**PROMPT**: Write out every entry, unchanged. Skip any picture.

======== DATA TO USE

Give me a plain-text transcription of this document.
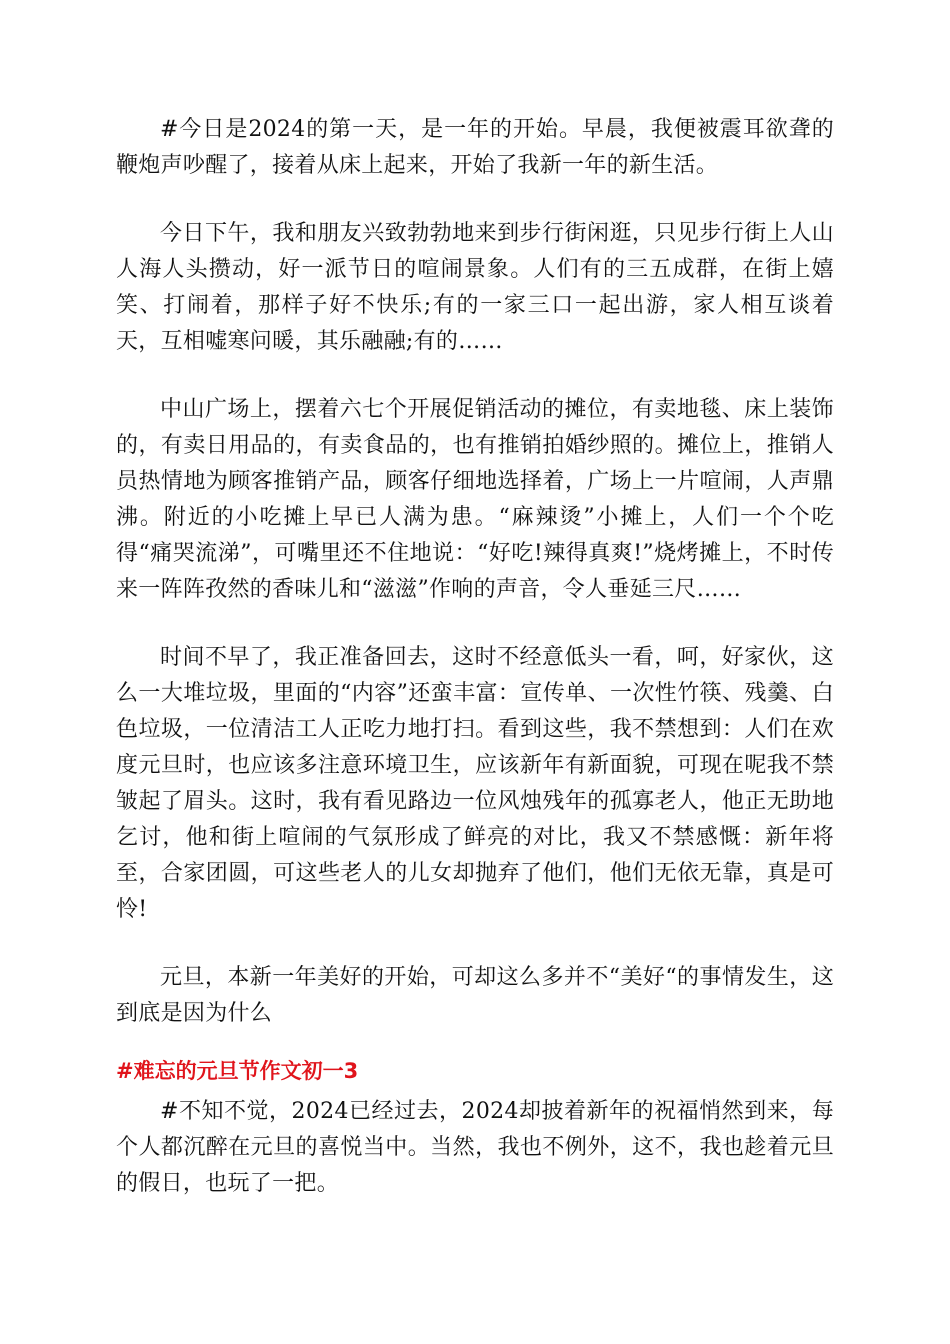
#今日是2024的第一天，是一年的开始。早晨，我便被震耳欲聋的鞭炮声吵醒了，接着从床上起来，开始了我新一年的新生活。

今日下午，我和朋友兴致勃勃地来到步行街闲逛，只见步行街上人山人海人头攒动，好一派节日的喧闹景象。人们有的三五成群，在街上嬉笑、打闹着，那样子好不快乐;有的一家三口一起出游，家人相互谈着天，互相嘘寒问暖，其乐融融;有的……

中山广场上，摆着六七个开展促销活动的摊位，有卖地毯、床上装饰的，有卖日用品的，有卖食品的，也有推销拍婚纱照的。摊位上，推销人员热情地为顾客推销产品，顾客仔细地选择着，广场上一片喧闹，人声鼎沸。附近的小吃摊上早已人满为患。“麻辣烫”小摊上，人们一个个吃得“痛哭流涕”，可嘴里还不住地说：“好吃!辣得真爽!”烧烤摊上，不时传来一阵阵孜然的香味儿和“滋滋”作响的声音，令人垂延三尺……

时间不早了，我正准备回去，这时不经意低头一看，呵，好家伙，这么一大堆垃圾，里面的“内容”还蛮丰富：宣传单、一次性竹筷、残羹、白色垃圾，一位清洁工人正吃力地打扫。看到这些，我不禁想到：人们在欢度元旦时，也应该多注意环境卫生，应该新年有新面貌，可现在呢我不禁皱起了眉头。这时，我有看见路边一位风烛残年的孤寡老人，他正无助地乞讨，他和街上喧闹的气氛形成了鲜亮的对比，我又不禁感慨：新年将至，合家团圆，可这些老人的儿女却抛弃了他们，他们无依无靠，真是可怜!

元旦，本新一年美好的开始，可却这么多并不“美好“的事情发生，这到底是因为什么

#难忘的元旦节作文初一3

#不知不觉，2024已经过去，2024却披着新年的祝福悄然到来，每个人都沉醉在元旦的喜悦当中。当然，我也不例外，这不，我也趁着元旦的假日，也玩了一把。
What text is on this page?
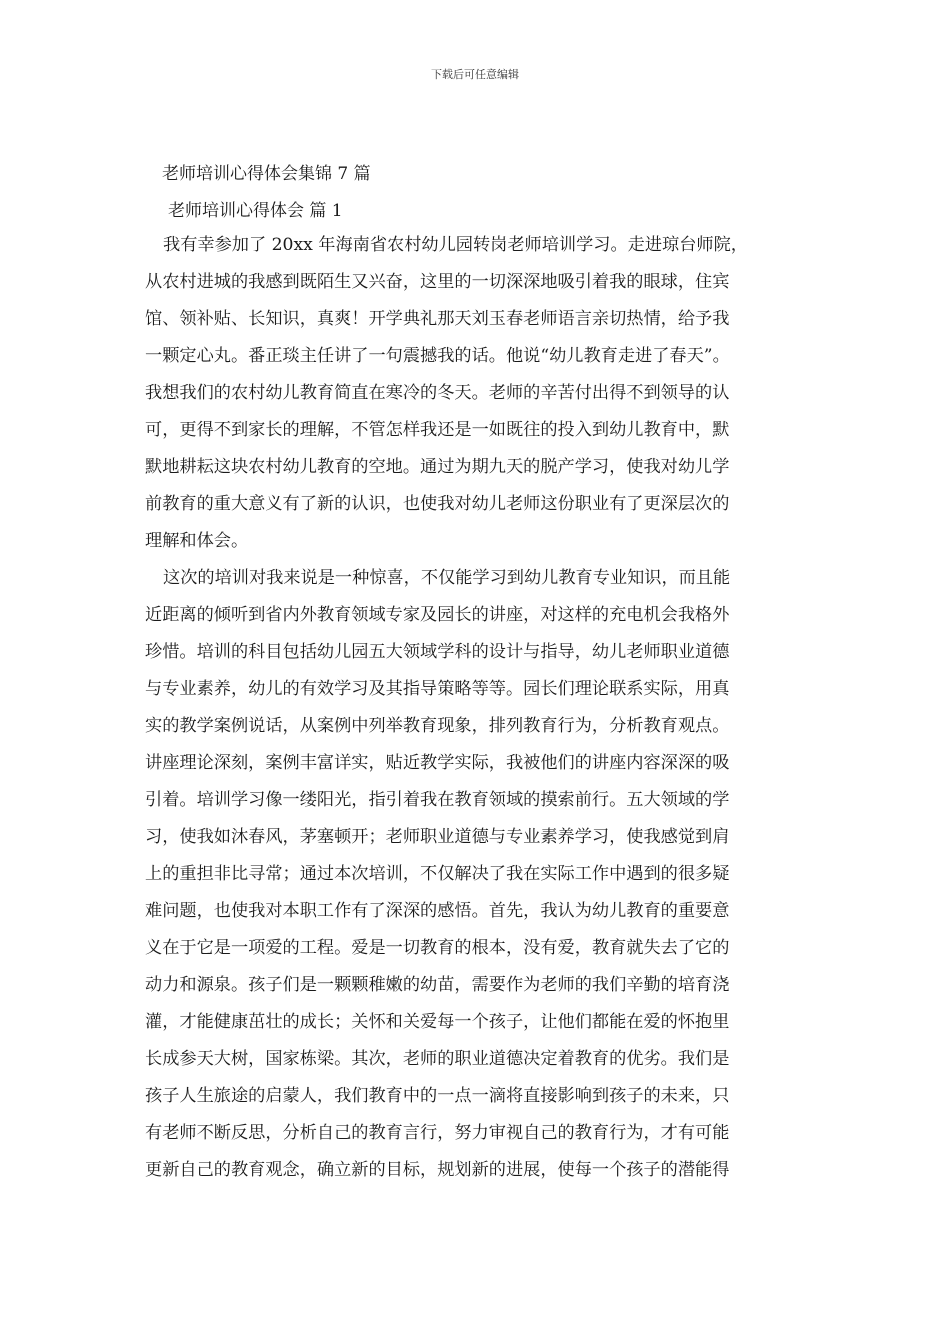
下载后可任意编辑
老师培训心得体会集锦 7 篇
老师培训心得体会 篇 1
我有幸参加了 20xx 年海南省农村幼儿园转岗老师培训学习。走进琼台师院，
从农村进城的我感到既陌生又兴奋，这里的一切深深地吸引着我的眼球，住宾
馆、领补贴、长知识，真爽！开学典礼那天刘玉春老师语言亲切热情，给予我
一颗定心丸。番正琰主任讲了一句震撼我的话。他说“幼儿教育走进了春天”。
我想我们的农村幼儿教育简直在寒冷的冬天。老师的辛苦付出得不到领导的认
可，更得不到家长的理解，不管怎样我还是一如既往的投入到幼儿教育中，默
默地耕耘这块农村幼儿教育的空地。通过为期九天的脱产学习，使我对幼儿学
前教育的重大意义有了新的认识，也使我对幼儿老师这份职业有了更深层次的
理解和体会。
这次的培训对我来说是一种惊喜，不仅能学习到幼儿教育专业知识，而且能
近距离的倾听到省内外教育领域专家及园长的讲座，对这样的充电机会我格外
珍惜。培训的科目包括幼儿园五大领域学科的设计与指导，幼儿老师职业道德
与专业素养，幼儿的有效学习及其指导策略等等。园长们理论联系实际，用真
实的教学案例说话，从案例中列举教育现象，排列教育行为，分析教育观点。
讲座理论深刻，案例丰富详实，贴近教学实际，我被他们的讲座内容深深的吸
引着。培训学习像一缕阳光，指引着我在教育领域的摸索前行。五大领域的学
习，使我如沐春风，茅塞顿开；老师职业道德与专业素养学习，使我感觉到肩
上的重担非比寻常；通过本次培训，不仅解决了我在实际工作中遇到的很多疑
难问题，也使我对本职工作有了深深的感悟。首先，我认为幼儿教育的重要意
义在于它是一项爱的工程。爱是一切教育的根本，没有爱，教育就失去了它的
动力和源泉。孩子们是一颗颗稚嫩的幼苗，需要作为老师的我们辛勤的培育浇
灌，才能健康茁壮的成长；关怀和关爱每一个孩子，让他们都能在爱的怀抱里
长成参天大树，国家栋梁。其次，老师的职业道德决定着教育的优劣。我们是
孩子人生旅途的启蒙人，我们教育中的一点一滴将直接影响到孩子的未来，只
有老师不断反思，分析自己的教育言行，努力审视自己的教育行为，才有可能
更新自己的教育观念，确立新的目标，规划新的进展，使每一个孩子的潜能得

================

**REPLY TO THE TASK**:
Give me a plain-text transcription of this document.
#今日是2024的第一天，是一年的开始。早晨，我便被震耳欲聋的鞭炮声吵醒了，接着从床上起来，开始了我新一年的新生活。

今日下午，我和朋友兴致勃勃地来到步行街闲逛，只见步行街上人山人海人头攒动，好一派节日的喧闹景象。人们有的三五成群，在街上嬉笑、打闹着，那样子好不快乐;有的一家三口一起出游，家人相互谈着天，互相嘘寒问暖，其乐融融;有的……

中山广场上，摆着六七个开展促销活动的摊位，有卖地毯、床上装饰的，有卖日用品的，有卖食品的，也有推销拍婚纱照的。摊位上，推销人员热情地为顾客推销产品，顾客仔细地选择着，广场上一片喧闹，人声鼎沸。附近的小吃摊上早已人满为患。“麻辣烫”小摊上，人们一个个吃得“痛哭流涕”，可嘴里还不住地说：“好吃!辣得真爽!”烧烤摊上，不时传来一阵阵孜然的香味儿和“滋滋”作响的声音，令人垂延三尺……

时间不早了，我正准备回去，这时不经意低头一看，呵，好家伙，这么一大堆垃圾，里面的“内容”还蛮丰富：宣传单、一次性竹筷、残羹、白色垃圾，一位清洁工人正吃力地打扫。看到这些，我不禁想到：人们在欢度元旦时，也应该多注意环境卫生，应该新年有新面貌，可现在呢我不禁皱起了眉头。这时，我有看见路边一位风烛残年的孤寡老人，他正无助地乞讨，他和街上喧闹的气氛形成了鲜亮的对比，我又不禁感慨：新年将至，合家团圆，可这些老人的儿女却抛弃了他们，他们无依无靠，真是可怜!

元旦，本新一年美好的开始，可却这么多并不“美好“的事情发生，这到底是因为什么

#难忘的元旦节作文初一3

#不知不觉，2024已经过去，2024却披着新年的祝福悄然到来，每个人都沉醉在元旦的喜悦当中。当然，我也不例外，这不，我也趁着元旦的假日，也玩了一把。
What text is on this page?
下载后可任意编辑
老师培训心得体会集锦 7 篇
老师培训心得体会 篇 1
我有幸参加了 20xx 年海南省农村幼儿园转岗老师培训学习。走进琼台师院，
从农村进城的我感到既陌生又兴奋，这里的一切深深地吸引着我的眼球，住宾
馆、领补贴、长知识，真爽！开学典礼那天刘玉春老师语言亲切热情，给予我
一颗定心丸。番正琰主任讲了一句震撼我的话。他说“幼儿教育走进了春天”。
我想我们的农村幼儿教育简直在寒冷的冬天。老师的辛苦付出得不到领导的认
可，更得不到家长的理解，不管怎样我还是一如既往的投入到幼儿教育中，默
默地耕耘这块农村幼儿教育的空地。通过为期九天的脱产学习，使我对幼儿学
前教育的重大意义有了新的认识，也使我对幼儿老师这份职业有了更深层次的
理解和体会。
这次的培训对我来说是一种惊喜，不仅能学习到幼儿教育专业知识，而且能
近距离的倾听到省内外教育领域专家及园长的讲座，对这样的充电机会我格外
珍惜。培训的科目包括幼儿园五大领域学科的设计与指导，幼儿老师职业道德
与专业素养，幼儿的有效学习及其指导策略等等。园长们理论联系实际，用真
实的教学案例说话，从案例中列举教育现象，排列教育行为，分析教育观点。
讲座理论深刻，案例丰富详实，贴近教学实际，我被他们的讲座内容深深的吸
引着。培训学习像一缕阳光，指引着我在教育领域的摸索前行。五大领域的学
习，使我如沐春风，茅塞顿开；老师职业道德与专业素养学习，使我感觉到肩
上的重担非比寻常；通过本次培训，不仅解决了我在实际工作中遇到的很多疑
难问题，也使我对本职工作有了深深的感悟。首先，我认为幼儿教育的重要意
义在于它是一项爱的工程。爱是一切教育的根本，没有爱，教育就失去了它的
动力和源泉。孩子们是一颗颗稚嫩的幼苗，需要作为老师的我们辛勤的培育浇
灌，才能健康茁壮的成长；关怀和关爱每一个孩子，让他们都能在爱的怀抱里
长成参天大树，国家栋梁。其次，老师的职业道德决定着教育的优劣。我们是
孩子人生旅途的启蒙人，我们教育中的一点一滴将直接影响到孩子的未来，只
有老师不断反思，分析自己的教育言行，努力审视自己的教育行为，才有可能
更新自己的教育观念，确立新的目标，规划新的进展，使每一个孩子的潜能得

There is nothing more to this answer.